**Exercise description:**
Reproduce each line exactly.

━━━━━ Dataset entries ━━━━━

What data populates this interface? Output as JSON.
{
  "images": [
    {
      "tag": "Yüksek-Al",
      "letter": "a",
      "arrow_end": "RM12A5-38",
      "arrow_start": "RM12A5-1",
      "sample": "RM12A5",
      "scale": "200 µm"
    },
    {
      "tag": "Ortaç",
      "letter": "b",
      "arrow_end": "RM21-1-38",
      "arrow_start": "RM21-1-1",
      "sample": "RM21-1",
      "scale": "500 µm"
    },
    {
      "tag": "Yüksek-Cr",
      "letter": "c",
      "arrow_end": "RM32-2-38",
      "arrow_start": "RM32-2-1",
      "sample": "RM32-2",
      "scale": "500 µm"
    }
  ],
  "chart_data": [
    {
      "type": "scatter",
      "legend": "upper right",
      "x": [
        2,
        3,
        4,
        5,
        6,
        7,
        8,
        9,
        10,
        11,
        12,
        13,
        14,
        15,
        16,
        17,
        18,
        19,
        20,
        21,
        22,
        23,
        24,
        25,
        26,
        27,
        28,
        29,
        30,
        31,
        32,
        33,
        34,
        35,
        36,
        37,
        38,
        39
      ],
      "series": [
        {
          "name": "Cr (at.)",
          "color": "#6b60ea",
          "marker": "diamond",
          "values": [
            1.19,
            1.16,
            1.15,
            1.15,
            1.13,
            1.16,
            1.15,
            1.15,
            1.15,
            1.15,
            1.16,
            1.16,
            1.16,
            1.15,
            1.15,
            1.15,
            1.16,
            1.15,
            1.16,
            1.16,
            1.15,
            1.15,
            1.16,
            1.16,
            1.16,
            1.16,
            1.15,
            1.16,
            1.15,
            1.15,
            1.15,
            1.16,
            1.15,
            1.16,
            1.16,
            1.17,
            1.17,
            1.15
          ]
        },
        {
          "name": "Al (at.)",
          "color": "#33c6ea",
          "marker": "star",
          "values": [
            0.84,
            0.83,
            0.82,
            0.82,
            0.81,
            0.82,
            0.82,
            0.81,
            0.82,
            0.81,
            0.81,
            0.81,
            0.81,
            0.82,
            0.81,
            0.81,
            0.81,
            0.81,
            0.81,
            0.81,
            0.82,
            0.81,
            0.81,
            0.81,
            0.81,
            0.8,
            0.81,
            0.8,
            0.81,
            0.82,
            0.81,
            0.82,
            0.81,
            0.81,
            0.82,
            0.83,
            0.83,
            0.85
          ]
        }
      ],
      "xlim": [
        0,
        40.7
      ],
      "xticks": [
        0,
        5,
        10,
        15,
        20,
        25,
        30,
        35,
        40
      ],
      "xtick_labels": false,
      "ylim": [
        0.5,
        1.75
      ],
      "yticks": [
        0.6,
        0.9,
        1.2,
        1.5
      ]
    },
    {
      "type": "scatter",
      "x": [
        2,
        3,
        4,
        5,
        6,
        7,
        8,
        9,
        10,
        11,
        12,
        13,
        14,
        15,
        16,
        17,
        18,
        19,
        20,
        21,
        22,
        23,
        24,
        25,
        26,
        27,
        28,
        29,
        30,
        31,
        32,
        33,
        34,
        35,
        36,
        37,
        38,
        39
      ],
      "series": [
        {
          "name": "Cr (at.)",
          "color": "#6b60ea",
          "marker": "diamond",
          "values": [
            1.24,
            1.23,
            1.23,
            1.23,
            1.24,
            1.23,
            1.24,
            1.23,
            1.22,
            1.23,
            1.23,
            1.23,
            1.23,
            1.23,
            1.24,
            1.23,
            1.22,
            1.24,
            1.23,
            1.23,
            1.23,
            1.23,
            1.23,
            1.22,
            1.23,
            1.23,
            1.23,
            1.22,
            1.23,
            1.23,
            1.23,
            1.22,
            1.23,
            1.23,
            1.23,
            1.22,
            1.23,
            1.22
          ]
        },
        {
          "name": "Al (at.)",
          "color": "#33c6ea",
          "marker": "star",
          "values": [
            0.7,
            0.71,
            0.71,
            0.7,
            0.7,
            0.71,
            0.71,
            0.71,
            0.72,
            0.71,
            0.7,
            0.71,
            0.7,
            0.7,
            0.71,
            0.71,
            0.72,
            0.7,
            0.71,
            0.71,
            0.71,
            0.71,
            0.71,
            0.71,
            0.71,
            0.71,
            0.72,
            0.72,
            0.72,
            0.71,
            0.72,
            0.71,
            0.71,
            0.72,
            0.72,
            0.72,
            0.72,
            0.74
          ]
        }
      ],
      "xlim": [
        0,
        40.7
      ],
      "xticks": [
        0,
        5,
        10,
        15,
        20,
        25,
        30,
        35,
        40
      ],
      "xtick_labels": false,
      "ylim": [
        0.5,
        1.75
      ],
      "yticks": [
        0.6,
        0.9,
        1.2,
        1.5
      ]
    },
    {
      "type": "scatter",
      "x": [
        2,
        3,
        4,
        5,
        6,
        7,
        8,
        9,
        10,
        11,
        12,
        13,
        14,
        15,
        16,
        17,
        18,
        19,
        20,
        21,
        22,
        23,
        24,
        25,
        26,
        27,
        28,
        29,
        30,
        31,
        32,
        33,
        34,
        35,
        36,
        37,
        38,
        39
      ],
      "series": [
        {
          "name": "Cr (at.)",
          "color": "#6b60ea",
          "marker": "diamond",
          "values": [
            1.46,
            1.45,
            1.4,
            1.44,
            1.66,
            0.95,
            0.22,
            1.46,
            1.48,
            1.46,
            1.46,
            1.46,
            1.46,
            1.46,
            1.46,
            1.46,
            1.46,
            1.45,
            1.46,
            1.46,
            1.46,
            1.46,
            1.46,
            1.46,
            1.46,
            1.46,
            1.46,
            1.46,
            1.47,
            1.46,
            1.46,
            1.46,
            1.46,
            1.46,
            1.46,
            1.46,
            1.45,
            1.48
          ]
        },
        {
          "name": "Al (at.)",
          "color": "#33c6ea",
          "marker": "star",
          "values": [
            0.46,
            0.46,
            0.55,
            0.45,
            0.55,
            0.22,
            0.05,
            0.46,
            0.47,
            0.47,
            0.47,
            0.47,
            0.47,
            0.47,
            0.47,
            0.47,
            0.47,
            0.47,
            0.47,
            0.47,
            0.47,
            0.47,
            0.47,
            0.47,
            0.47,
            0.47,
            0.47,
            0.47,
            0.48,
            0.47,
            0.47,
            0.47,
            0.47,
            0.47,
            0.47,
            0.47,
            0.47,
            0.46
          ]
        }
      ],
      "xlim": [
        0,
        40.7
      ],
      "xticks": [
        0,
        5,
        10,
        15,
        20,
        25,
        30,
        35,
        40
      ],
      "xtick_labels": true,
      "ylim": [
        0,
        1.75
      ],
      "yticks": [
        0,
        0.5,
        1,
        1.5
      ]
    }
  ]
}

━━━━━

**Problem solution:**
What data populates this interface? Output as JSON.
{
  "images": [
    {
      "tag": "Yüksek-Al",
      "letter": "a",
      "arrow_end": "RM12A5-38",
      "arrow_start": "RM12A5-1",
      "sample": "RM12A5",
      "scale": "200 µm"
    },
    {
      "tag": "Ortaç",
      "letter": "b",
      "arrow_end": "RM21-1-38",
      "arrow_start": "RM21-1-1",
      "sample": "RM21-1",
      "scale": "500 µm"
    },
    {
      "tag": "Yüksek-Cr",
      "letter": "c",
      "arrow_end": "RM32-2-38",
      "arrow_start": "RM32-2-1",
      "sample": "RM32-2",
      "scale": "500 µm"
    }
  ],
  "chart_data": [
    {
      "type": "scatter",
      "legend": "upper right",
      "x": [
        2,
        3,
        4,
        5,
        6,
        7,
        8,
        9,
        10,
        11,
        12,
        13,
        14,
        15,
        16,
        17,
        18,
        19,
        20,
        21,
        22,
        23,
        24,
        25,
        26,
        27,
        28,
        29,
        30,
        31,
        32,
        33,
        34,
        35,
        36,
        37,
        38,
        39
      ],
      "series": [
        {
          "name": "Cr (at.)",
          "color": "#6b60ea",
          "marker": "diamond",
          "values": [
            1.19,
            1.16,
            1.15,
            1.15,
            1.13,
            1.16,
            1.15,
            1.15,
            1.15,
            1.15,
            1.16,
            1.16,
            1.16,
            1.15,
            1.15,
            1.15,
            1.16,
            1.15,
            1.16,
            1.16,
            1.15,
            1.15,
            1.16,
            1.16,
            1.16,
            1.16,
            1.15,
            1.16,
            1.15,
            1.15,
            1.15,
            1.16,
            1.15,
            1.16,
            1.16,
            1.17,
            1.17,
            1.15
          ]
        },
        {
          "name": "Al (at.)",
          "color": "#33c6ea",
          "marker": "star",
          "values": [
            0.84,
            0.83,
            0.82,
            0.82,
            0.81,
            0.82,
            0.82,
            0.81,
            0.82,
            0.81,
            0.81,
            0.81,
            0.81,
            0.82,
            0.81,
            0.81,
            0.81,
            0.81,
            0.81,
            0.81,
            0.82,
            0.81,
            0.81,
            0.81,
            0.81,
            0.8,
            0.81,
            0.8,
            0.81,
            0.82,
            0.81,
            0.82,
            0.81,
            0.81,
            0.82,
            0.83,
            0.83,
            0.85
          ]
        }
      ],
      "xlim": [
        0,
        40.7
      ],
      "xticks": [
        0,
        5,
        10,
        15,
        20,
        25,
        30,
        35,
        40
      ],
      "xtick_labels": false,
      "ylim": [
        0.5,
        1.75
      ],
      "yticks": [
        0.6,
        0.9,
        1.2,
        1.5
      ]
    },
    {
      "type": "scatter",
      "x": [
        2,
        3,
        4,
        5,
        6,
        7,
        8,
        9,
        10,
        11,
        12,
        13,
        14,
        15,
        16,
        17,
        18,
        19,
        20,
        21,
        22,
        23,
        24,
        25,
        26,
        27,
        28,
        29,
        30,
        31,
        32,
        33,
        34,
        35,
        36,
        37,
        38,
        39
      ],
      "series": [
        {
          "name": "Cr (at.)",
          "color": "#6b60ea",
          "marker": "diamond",
          "values": [
            1.24,
            1.23,
            1.23,
            1.23,
            1.24,
            1.23,
            1.24,
            1.23,
            1.22,
            1.23,
            1.23,
            1.23,
            1.23,
            1.23,
            1.24,
            1.23,
            1.22,
            1.24,
            1.23,
            1.23,
            1.23,
            1.23,
            1.23,
            1.22,
            1.23,
            1.23,
            1.23,
            1.22,
            1.23,
            1.23,
            1.23,
            1.22,
            1.23,
            1.23,
            1.23,
            1.22,
            1.23,
            1.22
          ]
        },
        {
          "name": "Al (at.)",
          "color": "#33c6ea",
          "marker": "star",
          "values": [
            0.7,
            0.71,
            0.71,
            0.7,
            0.7,
            0.71,
            0.71,
            0.71,
            0.72,
            0.71,
            0.7,
            0.71,
            0.7,
            0.7,
            0.71,
            0.71,
            0.72,
            0.7,
            0.71,
            0.71,
            0.71,
            0.71,
            0.71,
            0.71,
            0.71,
            0.71,
            0.72,
            0.72,
            0.72,
            0.71,
            0.72,
            0.71,
            0.71,
            0.72,
            0.72,
            0.72,
            0.72,
            0.74
          ]
        }
      ],
      "xlim": [
        0,
        40.7
      ],
      "xticks": [
        0,
        5,
        10,
        15,
        20,
        25,
        30,
        35,
        40
      ],
      "xtick_labels": false,
      "ylim": [
        0.5,
        1.75
      ],
      "yticks": [
        0.6,
        0.9,
        1.2,
        1.5
      ]
    },
    {
      "type": "scatter",
      "x": [
        2,
        3,
        4,
        5,
        6,
        7,
        8,
        9,
        10,
        11,
        12,
        13,
        14,
        15,
        16,
        17,
        18,
        19,
        20,
        21,
        22,
        23,
        24,
        25,
        26,
        27,
        28,
        29,
        30,
        31,
        32,
        33,
        34,
        35,
        36,
        37,
        38,
        39
      ],
      "series": [
        {
          "name": "Cr (at.)",
          "color": "#6b60ea",
          "marker": "diamond",
          "values": [
            1.46,
            1.45,
            1.4,
            1.44,
            1.66,
            0.95,
            0.22,
            1.46,
            1.48,
            1.46,
            1.46,
            1.46,
            1.46,
            1.46,
            1.46,
            1.46,
            1.46,
            1.45,
            1.46,
            1.46,
            1.46,
            1.46,
            1.46,
            1.46,
            1.46,
            1.46,
            1.46,
            1.46,
            1.47,
            1.46,
            1.46,
            1.46,
            1.46,
            1.46,
            1.46,
            1.46,
            1.45,
            1.48
          ]
        },
        {
          "name": "Al (at.)",
          "color": "#33c6ea",
          "marker": "star",
          "values": [
            0.46,
            0.46,
            0.55,
            0.45,
            0.55,
            0.22,
            0.05,
            0.46,
            0.47,
            0.47,
            0.47,
            0.47,
            0.47,
            0.47,
            0.47,
            0.47,
            0.47,
            0.47,
            0.47,
            0.47,
            0.47,
            0.47,
            0.47,
            0.47,
            0.47,
            0.47,
            0.47,
            0.47,
            0.48,
            0.47,
            0.47,
            0.47,
            0.47,
            0.47,
            0.47,
            0.47,
            0.47,
            0.46
          ]
        }
      ],
      "xlim": [
        0,
        40.7
      ],
      "xticks": [
        0,
        5,
        10,
        15,
        20,
        25,
        30,
        35,
        40
      ],
      "xtick_labels": true,
      "ylim": [
        0,
        1.75
      ],
      "yticks": [
        0,
        0.5,
        1,
        1.5
      ]
    }
  ]
}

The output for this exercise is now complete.